- Le consegne:
a – Per ciascuna affermazione indica se concorda con l'articolo su Elly Schlein, rispondendo sì o no e citando testualmente le parole che lo stabiliscono.
(i) Elly Schlein è iscritta al Pd.
(ii) Il voto degli elettori ha confermato quello degli iscritti.
(iii) Apparati e capi corrente si sono schierati con Elly Schlein fin dall'inizio.
b – Rispondi alle seguenti domande basandoti sull'articolo su Elly Schlein.
(i) In che data è stato pubblicato l'articolo?
(ii) Da dove Elly Schlein ha potuto scalare il Pd?
(iii) Fino a che punto è vera la formula "Elettori contro apparato"?
c – Riproduci fedelmente la parte dell'articolo su Elly Schlein che si apre con le parole contenenti "Questo l’impatto mediatico" e si chiude con "del risultato finale.".

- Estratto scelto:
§ §
IL PD DI ELLY SCHLEIN, TRA OPPORTUNITA’ E INCERTEZZE di Roberto Biscardini da criticasociale.net del 27 febbraio 2023
27 febbraio 2023
Gli elettori del Pd, tanti elettori che del
Pd non lo sono più e tanti elettori di sinistra, anche socialisti, che non intendono
farsi rappresentare da questo Pd sono andati a votare per Elly Schlein,
sovvertendo il voto degli iscritti.
L’occasione si è presentata ed è stata colta. Una donna giovane, non iscritta
al Pd, ha potuto scalarlo dall’esterno.
Questo l’impatto mediatico del risultato di ieri. Anche se a mente fredda dobbiamo
chiarire che la cosa non è così lineare nemmeno per la Schlein. Perché sappiamo
bene che fior di apparati e di capi corrente, si sono schierati dalla sua parte
fin dal primo momento e senza di loro quel risultato non sarebbe stato
raggiunto.
Elettori contro apparato, quindi vero. Ma solo fino a un certo punto. Nulla
togliendo al valore del risultato finale.
§ §
- Voci del dataset:
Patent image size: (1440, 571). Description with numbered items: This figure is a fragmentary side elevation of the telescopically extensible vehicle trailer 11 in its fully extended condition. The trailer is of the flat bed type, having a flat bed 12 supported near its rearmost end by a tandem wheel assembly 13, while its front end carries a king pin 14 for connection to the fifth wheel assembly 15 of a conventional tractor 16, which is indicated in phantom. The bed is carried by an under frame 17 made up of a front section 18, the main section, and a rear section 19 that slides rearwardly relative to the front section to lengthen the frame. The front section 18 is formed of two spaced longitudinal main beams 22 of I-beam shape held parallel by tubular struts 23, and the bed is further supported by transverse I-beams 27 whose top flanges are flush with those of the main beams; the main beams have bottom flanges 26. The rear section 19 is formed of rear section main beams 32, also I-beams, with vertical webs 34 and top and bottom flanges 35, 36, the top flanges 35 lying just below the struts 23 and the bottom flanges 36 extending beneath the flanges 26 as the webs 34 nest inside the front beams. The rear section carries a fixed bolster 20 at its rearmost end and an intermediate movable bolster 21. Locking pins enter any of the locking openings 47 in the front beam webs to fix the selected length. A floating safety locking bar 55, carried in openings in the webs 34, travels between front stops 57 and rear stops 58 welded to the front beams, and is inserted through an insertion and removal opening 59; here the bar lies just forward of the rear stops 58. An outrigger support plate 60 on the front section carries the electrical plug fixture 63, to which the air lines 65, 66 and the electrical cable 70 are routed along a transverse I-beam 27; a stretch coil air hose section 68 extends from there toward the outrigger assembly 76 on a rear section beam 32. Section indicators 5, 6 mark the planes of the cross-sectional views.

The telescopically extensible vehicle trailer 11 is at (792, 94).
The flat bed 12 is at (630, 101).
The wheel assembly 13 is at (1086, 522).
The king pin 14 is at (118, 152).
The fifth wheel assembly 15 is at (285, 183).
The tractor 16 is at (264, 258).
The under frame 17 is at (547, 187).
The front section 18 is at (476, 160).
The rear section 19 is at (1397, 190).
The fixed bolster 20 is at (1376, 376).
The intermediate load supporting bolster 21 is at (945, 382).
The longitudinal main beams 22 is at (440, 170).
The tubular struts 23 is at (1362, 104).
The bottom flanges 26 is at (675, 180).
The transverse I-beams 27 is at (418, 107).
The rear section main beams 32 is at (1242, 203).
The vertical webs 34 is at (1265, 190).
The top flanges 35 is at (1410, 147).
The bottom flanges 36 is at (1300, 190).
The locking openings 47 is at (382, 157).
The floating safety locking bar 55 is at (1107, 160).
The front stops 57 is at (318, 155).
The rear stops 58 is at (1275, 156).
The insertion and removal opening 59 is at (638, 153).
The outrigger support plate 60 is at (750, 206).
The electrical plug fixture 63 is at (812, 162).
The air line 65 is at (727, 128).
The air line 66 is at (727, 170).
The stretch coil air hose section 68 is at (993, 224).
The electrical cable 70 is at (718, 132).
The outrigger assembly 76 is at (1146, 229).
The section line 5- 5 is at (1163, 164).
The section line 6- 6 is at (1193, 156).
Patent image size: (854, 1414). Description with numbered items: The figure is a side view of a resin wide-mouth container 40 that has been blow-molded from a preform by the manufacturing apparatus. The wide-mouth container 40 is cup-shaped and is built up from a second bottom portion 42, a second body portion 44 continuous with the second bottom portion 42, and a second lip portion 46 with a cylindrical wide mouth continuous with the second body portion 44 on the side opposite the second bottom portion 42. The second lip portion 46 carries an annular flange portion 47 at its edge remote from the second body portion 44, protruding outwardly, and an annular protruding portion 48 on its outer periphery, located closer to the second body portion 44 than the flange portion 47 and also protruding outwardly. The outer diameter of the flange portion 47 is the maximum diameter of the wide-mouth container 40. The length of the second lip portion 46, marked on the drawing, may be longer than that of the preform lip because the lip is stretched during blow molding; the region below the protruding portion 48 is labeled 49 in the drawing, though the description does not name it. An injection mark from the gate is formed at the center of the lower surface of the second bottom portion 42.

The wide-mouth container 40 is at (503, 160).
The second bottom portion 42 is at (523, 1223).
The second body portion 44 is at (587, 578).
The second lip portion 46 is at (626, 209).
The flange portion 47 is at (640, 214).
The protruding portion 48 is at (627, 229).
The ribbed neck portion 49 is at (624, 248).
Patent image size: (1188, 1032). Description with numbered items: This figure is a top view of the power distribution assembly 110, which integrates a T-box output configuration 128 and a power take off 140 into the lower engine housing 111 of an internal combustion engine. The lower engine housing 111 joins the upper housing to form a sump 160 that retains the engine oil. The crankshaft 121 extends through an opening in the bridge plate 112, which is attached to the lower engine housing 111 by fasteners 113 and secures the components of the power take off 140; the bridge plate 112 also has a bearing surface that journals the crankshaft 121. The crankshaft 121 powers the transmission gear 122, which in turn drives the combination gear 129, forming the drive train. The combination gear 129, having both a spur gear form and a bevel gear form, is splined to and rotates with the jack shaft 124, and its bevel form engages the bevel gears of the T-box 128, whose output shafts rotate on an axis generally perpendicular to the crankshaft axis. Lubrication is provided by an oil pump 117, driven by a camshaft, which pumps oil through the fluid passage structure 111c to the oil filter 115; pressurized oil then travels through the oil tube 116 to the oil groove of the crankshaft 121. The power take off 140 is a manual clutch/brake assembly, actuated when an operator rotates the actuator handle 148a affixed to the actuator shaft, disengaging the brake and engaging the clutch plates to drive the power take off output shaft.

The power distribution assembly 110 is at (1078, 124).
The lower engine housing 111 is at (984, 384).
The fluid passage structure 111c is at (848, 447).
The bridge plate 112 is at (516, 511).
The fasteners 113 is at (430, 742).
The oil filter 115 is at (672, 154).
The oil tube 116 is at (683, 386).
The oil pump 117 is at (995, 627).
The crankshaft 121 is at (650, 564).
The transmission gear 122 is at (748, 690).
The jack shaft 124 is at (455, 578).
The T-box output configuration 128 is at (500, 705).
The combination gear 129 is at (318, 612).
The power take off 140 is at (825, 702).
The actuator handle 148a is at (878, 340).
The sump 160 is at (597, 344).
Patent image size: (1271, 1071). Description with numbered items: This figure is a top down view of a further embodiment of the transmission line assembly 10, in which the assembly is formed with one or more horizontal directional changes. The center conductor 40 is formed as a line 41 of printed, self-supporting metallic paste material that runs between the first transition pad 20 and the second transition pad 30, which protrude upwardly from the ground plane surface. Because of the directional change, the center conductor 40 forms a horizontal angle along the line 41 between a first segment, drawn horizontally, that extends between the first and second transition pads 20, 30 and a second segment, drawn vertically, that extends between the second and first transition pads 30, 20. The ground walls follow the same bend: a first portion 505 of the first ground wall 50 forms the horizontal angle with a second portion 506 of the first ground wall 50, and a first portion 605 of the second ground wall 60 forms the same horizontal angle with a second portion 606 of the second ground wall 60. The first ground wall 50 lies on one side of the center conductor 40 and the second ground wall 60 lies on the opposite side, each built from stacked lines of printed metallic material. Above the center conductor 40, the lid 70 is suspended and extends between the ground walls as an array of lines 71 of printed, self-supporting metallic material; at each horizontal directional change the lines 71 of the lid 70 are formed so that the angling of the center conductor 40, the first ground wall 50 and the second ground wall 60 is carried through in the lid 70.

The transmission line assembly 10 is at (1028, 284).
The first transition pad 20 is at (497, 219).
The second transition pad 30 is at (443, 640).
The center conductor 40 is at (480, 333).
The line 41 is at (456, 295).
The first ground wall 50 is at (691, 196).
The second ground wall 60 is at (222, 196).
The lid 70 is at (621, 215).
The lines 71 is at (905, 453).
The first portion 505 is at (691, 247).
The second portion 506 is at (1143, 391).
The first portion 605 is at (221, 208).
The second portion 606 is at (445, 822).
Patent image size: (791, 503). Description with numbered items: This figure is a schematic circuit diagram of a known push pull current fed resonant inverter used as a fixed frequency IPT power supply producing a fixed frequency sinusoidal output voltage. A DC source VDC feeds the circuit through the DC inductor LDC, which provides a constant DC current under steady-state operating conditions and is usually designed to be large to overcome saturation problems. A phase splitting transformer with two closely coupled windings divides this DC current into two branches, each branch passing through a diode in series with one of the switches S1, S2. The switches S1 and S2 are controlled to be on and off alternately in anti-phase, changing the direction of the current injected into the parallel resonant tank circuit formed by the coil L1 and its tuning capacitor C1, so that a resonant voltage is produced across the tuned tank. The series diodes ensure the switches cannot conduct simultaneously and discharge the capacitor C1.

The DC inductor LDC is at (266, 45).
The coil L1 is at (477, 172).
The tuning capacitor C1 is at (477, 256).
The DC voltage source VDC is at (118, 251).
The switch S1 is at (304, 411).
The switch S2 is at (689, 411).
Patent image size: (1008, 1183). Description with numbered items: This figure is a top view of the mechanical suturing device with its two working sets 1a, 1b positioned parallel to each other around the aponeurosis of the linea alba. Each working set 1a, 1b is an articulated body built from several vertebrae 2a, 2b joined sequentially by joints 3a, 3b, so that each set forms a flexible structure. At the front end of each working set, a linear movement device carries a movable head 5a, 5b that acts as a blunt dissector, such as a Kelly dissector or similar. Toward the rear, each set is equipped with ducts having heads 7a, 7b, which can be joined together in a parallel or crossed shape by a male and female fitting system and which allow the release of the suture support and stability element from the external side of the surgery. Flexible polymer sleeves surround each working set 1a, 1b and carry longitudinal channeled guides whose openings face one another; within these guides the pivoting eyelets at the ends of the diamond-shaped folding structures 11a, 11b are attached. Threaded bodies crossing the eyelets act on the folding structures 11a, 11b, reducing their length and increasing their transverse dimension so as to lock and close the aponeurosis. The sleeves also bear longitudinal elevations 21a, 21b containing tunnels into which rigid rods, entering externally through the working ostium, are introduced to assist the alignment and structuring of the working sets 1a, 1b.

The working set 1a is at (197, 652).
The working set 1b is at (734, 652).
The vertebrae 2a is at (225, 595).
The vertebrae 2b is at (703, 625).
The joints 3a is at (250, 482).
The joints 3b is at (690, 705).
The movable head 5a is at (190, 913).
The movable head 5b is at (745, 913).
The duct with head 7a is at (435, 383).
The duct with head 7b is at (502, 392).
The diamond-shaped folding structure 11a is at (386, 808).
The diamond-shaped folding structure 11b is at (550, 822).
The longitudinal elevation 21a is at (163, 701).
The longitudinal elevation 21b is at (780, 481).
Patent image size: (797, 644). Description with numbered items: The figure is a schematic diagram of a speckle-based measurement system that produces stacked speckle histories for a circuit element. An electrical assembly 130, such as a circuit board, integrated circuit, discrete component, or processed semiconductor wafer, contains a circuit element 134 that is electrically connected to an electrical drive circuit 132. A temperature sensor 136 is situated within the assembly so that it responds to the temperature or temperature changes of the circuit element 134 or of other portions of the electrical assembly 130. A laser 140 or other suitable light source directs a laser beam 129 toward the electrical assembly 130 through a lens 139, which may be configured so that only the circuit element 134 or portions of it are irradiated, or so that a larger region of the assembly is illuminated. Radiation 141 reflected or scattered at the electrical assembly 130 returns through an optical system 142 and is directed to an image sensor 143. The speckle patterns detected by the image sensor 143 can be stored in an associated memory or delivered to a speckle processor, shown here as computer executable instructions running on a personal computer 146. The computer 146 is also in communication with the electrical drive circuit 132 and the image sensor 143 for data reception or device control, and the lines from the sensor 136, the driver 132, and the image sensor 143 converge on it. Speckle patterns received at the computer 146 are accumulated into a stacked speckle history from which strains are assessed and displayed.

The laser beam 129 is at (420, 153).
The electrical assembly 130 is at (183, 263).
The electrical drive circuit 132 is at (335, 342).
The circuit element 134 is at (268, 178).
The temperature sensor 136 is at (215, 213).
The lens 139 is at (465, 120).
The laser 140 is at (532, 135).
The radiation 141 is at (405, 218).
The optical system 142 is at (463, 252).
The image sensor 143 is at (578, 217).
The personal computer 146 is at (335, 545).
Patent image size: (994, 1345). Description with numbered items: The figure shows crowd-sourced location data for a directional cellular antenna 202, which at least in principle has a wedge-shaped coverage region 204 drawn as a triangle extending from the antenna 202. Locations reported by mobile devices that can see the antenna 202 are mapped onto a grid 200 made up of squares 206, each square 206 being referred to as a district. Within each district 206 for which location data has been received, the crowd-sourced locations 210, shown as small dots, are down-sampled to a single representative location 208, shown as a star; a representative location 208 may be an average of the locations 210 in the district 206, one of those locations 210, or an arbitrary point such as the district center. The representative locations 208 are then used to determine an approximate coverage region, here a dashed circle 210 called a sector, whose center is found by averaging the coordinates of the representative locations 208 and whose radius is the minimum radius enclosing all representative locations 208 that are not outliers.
§ §
- Le risposte:
a –
(i) No: "Una donna giovane, non iscritta al Pd"
(ii) No: "sovvertendo il voto degli iscritti"
(iii) Sì: "fior di apparati e di capi corrente, si sono schierati dalla sua parte fin dal primo momento"

b –
(i) Il 27 febbraio 2023.
(ii) Dall'esterno.
(iii) Solo fino a un certo punto.

c –
Questo l’impatto mediatico del risultato di ieri. Anche se a mente fredda dobbiamo
chiarire che la cosa non è così lineare nemmeno per la Schlein. Perché sappiamo
bene che fior di apparati e di capi corrente, si sono schierati dalla sua parte
fin dal primo momento e senza di loro quel risultato non sarebbe stato
raggiunto.
Elettori contro apparato, quindi vero. Ma solo fino a un certo punto. Nulla
togliendo al valore del risultato finale.